[Instruction] Each entry has to be copied exactly, with nothing missed.

[Information given]
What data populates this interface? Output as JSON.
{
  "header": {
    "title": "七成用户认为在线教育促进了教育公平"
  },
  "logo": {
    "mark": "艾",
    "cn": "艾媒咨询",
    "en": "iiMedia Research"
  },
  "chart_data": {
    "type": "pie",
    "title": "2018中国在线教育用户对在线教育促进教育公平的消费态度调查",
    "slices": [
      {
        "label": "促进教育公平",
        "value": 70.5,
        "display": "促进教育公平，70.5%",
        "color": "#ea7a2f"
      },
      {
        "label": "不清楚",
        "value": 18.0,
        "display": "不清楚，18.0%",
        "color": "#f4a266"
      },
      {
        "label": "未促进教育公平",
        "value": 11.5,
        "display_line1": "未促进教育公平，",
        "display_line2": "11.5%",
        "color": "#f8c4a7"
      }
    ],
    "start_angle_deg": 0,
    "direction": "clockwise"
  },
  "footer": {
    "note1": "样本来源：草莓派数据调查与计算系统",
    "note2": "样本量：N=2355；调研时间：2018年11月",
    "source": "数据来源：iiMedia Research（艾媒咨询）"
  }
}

[Solution for this task]
What data populates this interface? Output as JSON.
{
  "header": {
    "title": "七成用户认为在线教育促进了教育公平"
  },
  "logo": {
    "mark": "艾",
    "cn": "艾媒咨询",
    "en": "iiMedia Research"
  },
  "chart_data": {
    "type": "pie",
    "title": "2018中国在线教育用户对在线教育促进教育公平的消费态度调查",
    "slices": [
      {
        "label": "促进教育公平",
        "value": 70.5,
        "display": "促进教育公平，70.5%",
        "color": "#ea7a2f"
      },
      {
        "label": "不清楚",
        "value": 18.0,
        "display": "不清楚，18.0%",
        "color": "#f4a266"
      },
      {
        "label": "未促进教育公平",
        "value": 11.5,
        "display_line1": "未促进教育公平，",
        "display_line2": "11.5%",
        "color": "#f8c4a7"
      }
    ],
    "start_angle_deg": 0,
    "direction": "clockwise"
  },
  "footer": {
    "note1": "样本来源：草莓派数据调查与计算系统",
    "note2": "样本量：N=2355；调研时间：2018年11月",
    "source": "数据来源：iiMedia Research（艾媒咨询）"
  }
}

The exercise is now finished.